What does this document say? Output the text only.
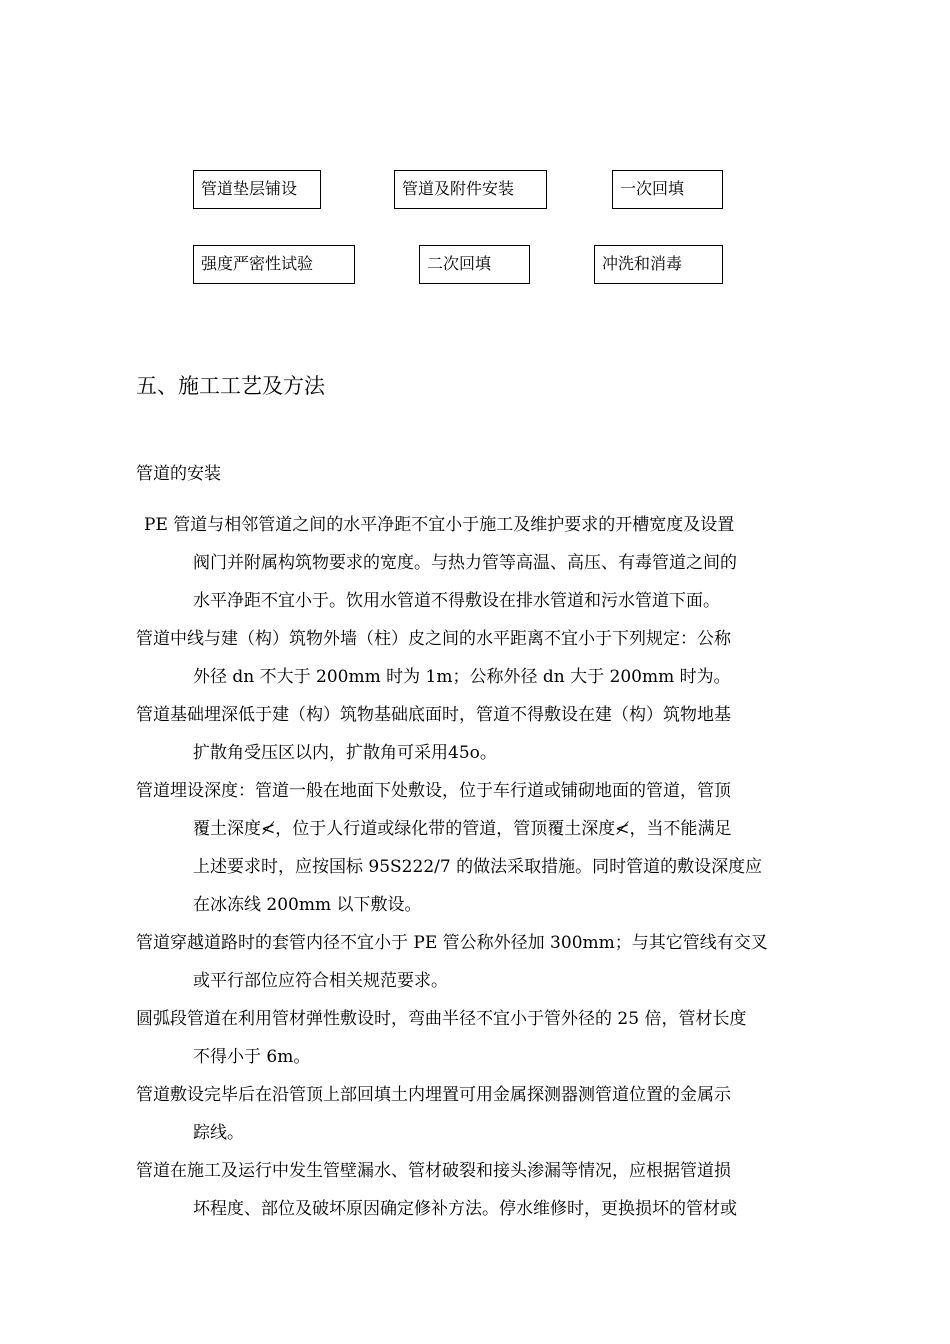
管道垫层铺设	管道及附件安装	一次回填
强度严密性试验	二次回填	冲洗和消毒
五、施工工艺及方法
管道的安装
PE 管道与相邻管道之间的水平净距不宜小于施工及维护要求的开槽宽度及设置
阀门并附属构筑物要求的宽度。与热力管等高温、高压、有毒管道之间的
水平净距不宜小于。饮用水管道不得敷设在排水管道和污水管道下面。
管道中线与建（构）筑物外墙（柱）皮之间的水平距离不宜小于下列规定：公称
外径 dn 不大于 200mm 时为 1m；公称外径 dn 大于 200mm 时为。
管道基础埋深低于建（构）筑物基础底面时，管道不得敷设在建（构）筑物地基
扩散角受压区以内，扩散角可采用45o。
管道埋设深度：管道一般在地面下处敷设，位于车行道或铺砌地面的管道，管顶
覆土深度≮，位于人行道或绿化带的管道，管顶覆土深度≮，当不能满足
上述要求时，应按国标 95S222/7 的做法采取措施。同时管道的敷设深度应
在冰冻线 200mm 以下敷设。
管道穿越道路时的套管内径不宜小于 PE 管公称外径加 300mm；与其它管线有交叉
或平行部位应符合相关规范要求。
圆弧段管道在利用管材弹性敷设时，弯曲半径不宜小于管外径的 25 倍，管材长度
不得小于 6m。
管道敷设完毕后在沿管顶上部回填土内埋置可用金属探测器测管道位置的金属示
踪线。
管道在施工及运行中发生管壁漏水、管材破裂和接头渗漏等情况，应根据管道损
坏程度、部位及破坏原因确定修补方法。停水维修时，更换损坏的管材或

——

SET EXERCISE – Copy all the records above exactly, but leave out the pictures.

RESPONSE TO THIS TASK –
What does this document say? Output the text only.
管道垫层铺设	管道及附件安装	一次回填
强度严密性试验	二次回填	冲洗和消毒
五、施工工艺及方法
管道的安装
PE 管道与相邻管道之间的水平净距不宜小于施工及维护要求的开槽宽度及设置
阀门并附属构筑物要求的宽度。与热力管等高温、高压、有毒管道之间的
水平净距不宜小于。饮用水管道不得敷设在排水管道和污水管道下面。
管道中线与建（构）筑物外墙（柱）皮之间的水平距离不宜小于下列规定：公称
外径 dn 不大于 200mm 时为 1m；公称外径 dn 大于 200mm 时为。
管道基础埋深低于建（构）筑物基础底面时，管道不得敷设在建（构）筑物地基
扩散角受压区以内，扩散角可采用45o。
管道埋设深度：管道一般在地面下处敷设，位于车行道或铺砌地面的管道，管顶
覆土深度≮，位于人行道或绿化带的管道，管顶覆土深度≮，当不能满足
上述要求时，应按国标 95S222/7 的做法采取措施。同时管道的敷设深度应
在冰冻线 200mm 以下敷设。
管道穿越道路时的套管内径不宜小于 PE 管公称外径加 300mm；与其它管线有交叉
或平行部位应符合相关规范要求。
圆弧段管道在利用管材弹性敷设时，弯曲半径不宜小于管外径的 25 倍，管材长度
不得小于 6m。
管道敷设完毕后在沿管顶上部回填土内埋置可用金属探测器测管道位置的金属示
踪线。
管道在施工及运行中发生管壁漏水、管材破裂和接头渗漏等情况，应根据管道损
坏程度、部位及破坏原因确定修补方法。停水维修时，更换损坏的管材或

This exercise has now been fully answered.